TASK MATERIAL start
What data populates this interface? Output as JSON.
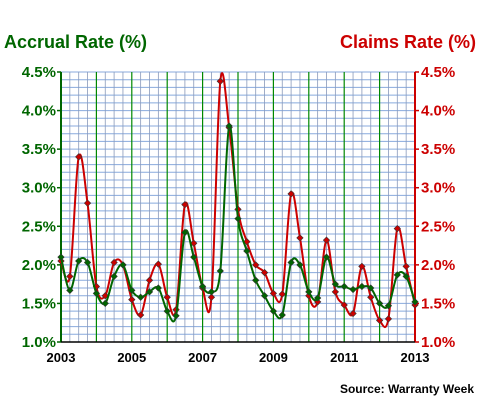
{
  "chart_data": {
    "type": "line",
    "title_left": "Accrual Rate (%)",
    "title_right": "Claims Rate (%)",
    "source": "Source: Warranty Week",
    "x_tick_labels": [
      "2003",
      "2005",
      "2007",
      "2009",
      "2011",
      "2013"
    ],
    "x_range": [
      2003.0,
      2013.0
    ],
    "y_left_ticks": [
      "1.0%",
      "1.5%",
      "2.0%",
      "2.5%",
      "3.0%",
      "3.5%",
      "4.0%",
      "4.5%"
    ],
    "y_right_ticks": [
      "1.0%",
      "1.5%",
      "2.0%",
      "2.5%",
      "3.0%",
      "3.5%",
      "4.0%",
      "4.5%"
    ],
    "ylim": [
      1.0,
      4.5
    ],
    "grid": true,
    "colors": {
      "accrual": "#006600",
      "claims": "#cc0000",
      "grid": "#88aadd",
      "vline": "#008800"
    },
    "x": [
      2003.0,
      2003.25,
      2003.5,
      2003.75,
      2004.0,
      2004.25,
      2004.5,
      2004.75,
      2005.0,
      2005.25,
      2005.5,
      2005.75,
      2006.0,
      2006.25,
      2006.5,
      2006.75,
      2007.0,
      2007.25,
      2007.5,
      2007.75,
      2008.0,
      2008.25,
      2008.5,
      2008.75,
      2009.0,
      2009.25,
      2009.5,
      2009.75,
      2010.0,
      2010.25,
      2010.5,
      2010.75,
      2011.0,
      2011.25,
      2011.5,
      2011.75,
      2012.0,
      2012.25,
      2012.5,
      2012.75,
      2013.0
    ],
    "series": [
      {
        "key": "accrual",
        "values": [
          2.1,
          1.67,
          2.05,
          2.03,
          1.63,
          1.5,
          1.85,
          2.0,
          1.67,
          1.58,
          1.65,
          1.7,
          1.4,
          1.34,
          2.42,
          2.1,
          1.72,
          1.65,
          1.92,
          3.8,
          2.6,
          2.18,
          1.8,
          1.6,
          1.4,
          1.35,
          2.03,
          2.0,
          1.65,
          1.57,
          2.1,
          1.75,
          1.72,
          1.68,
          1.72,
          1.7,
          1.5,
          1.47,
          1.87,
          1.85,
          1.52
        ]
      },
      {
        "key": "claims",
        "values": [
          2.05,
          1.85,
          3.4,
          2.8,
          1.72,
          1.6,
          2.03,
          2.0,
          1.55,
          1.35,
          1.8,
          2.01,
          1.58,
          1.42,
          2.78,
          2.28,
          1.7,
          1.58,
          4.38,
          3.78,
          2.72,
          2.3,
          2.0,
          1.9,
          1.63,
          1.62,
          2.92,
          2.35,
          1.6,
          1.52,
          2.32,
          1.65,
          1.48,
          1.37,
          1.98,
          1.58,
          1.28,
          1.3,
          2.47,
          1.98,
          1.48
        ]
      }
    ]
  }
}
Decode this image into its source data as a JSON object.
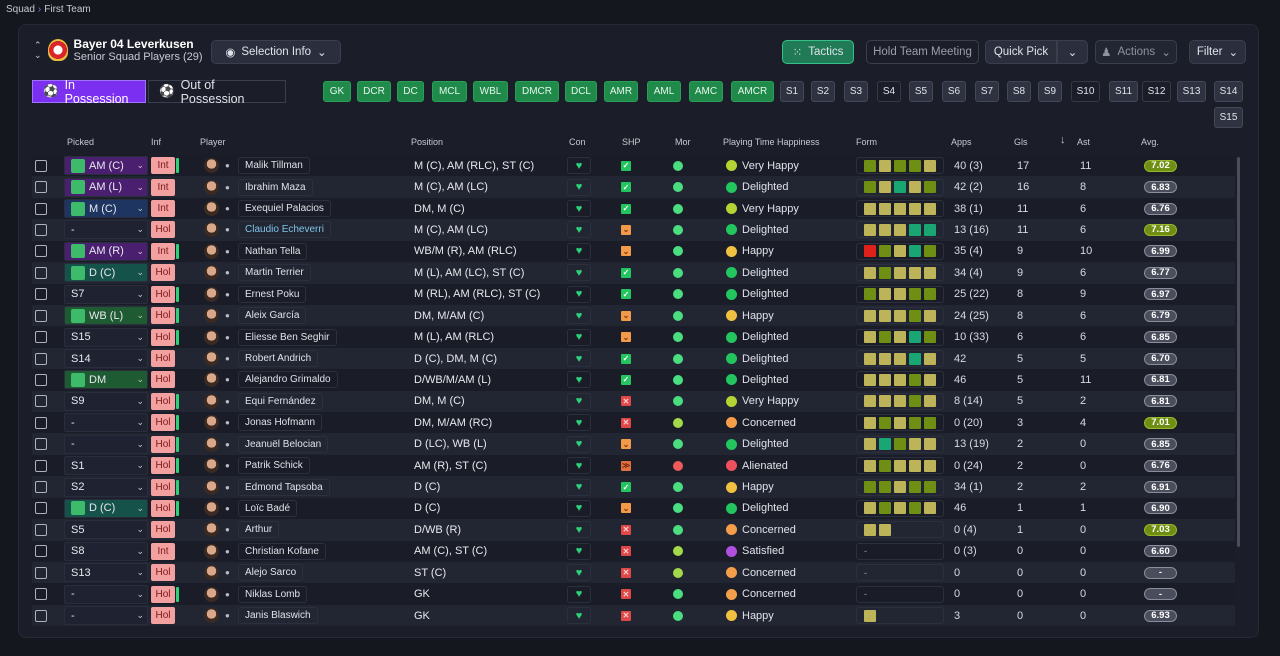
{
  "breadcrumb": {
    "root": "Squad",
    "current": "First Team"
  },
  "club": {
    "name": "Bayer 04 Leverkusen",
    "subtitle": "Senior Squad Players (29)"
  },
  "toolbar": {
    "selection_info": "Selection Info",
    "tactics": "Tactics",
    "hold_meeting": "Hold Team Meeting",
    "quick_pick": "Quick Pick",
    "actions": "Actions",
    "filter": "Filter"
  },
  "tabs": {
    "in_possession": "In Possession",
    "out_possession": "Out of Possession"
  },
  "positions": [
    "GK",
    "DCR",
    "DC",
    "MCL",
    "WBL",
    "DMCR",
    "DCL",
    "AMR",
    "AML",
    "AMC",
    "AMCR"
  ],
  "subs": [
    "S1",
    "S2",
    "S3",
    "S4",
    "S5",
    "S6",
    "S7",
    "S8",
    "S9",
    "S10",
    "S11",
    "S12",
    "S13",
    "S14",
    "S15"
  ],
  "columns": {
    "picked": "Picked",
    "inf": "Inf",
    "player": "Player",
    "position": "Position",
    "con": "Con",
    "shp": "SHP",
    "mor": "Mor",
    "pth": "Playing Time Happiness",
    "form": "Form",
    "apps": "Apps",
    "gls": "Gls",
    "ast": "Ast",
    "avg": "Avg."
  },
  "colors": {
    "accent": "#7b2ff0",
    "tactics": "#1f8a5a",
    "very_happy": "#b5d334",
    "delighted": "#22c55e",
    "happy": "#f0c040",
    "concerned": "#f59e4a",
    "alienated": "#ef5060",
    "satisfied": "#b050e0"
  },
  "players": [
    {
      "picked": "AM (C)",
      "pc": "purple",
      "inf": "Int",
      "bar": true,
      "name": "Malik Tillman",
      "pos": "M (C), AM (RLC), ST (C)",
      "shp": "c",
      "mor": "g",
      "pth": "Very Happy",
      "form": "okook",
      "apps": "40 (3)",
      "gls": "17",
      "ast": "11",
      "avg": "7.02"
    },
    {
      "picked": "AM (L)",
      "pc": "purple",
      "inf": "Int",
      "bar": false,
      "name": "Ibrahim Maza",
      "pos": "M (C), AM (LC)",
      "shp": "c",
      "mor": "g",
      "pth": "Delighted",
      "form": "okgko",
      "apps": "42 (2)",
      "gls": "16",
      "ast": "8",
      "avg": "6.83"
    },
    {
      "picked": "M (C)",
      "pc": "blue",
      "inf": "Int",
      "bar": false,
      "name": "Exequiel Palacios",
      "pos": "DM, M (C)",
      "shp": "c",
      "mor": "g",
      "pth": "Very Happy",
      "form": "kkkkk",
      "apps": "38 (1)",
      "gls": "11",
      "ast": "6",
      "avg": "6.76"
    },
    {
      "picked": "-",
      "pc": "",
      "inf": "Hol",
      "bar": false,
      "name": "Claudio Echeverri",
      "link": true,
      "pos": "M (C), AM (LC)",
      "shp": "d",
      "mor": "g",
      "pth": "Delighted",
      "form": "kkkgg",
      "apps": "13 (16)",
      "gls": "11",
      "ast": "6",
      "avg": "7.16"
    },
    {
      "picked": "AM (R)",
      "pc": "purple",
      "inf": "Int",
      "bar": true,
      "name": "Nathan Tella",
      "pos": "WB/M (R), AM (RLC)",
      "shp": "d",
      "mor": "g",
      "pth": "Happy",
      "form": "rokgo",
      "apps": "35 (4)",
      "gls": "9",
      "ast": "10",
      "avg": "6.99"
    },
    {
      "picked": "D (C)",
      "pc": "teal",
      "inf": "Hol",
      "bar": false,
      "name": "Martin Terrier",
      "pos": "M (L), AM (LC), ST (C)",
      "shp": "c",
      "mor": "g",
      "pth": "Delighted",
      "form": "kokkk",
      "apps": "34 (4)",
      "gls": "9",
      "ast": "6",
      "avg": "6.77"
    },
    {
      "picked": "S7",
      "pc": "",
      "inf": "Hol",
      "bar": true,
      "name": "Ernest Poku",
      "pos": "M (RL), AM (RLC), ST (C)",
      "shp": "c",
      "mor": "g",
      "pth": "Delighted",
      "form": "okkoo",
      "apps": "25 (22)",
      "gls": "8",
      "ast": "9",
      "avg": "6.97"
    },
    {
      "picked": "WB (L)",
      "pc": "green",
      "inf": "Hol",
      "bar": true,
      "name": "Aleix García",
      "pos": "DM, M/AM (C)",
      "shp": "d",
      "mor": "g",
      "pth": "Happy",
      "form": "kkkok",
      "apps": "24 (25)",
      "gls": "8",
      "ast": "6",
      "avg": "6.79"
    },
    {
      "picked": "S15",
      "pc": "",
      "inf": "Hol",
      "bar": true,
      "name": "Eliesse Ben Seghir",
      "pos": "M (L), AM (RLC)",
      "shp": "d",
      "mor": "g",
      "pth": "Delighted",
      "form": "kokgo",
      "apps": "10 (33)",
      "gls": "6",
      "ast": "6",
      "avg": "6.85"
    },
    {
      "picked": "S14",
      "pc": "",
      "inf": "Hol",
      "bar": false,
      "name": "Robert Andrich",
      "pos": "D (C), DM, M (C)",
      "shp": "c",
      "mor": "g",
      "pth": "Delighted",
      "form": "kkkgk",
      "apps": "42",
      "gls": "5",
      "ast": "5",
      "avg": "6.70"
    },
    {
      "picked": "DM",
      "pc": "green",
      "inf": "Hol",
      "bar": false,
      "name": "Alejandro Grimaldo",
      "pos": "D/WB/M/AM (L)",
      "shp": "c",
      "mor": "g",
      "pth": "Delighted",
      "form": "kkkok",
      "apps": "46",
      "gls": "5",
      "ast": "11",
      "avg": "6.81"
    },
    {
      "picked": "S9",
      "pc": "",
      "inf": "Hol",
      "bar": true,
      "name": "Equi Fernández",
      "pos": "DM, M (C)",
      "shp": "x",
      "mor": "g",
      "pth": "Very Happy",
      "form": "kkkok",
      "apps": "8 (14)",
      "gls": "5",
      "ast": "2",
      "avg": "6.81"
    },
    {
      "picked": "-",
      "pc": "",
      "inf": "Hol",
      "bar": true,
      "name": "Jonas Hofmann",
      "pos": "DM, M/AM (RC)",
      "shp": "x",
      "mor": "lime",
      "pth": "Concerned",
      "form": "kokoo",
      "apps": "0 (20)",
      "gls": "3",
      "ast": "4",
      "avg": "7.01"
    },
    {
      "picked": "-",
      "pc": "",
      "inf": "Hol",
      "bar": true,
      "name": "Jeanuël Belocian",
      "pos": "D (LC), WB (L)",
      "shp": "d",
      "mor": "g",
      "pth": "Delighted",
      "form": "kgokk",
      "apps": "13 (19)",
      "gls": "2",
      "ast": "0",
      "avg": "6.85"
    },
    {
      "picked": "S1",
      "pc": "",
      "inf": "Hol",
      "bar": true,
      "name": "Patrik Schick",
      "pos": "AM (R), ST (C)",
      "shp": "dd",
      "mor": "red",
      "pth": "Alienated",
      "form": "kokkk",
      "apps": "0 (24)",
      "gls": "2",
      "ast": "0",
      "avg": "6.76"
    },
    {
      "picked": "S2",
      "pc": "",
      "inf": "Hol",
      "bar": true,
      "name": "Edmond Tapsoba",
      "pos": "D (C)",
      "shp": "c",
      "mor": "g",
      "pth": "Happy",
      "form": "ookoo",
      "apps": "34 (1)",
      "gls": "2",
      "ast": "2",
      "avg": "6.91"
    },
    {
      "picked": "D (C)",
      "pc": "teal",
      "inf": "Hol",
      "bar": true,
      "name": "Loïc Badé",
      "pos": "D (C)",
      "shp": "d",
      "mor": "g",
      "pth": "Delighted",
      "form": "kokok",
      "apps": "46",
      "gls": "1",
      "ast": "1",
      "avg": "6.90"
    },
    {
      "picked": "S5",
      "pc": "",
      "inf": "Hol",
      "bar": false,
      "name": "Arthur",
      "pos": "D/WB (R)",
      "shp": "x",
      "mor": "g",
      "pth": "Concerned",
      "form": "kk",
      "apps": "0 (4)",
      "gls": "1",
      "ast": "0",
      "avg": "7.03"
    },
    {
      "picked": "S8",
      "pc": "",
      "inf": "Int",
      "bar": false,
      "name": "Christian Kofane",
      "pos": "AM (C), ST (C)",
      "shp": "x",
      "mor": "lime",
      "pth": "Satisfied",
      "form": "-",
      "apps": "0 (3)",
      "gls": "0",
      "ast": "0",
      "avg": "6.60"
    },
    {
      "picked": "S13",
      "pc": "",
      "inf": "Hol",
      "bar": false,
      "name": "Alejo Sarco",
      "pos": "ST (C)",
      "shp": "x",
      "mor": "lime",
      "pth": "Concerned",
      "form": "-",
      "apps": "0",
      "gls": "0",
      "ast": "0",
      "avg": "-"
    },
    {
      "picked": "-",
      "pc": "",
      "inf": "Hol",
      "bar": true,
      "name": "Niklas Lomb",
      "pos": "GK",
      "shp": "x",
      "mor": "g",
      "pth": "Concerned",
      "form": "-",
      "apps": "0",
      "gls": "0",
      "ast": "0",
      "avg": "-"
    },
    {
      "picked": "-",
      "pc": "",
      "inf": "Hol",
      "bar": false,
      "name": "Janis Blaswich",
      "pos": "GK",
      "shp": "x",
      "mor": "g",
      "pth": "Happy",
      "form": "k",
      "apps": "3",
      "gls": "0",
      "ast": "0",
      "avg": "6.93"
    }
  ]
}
TASK MATERIAL end
TASK MATERIAL start
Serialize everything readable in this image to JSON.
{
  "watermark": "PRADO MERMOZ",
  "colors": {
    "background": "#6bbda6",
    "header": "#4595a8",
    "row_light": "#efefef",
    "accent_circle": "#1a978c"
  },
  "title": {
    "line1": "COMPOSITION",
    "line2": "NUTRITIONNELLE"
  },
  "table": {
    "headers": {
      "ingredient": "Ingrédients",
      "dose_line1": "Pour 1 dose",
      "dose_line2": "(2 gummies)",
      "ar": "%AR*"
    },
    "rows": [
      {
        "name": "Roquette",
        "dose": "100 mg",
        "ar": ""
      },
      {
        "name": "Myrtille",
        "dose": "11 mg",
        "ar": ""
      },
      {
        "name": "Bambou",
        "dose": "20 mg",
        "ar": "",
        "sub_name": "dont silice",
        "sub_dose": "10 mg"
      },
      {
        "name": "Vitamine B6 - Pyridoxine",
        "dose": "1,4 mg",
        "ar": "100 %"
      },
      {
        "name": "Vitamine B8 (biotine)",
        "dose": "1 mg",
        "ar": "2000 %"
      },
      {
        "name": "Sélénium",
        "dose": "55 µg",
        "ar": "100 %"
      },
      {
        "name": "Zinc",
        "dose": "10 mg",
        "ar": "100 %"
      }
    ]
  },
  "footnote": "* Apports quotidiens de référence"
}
TASK MATERIAL end
In the entries above, find each line with the word "Possession" and copy it.

- [FINAL ANSWER]:
    "in_possession": "In Possession",
    "out_possession": "Out of Possession"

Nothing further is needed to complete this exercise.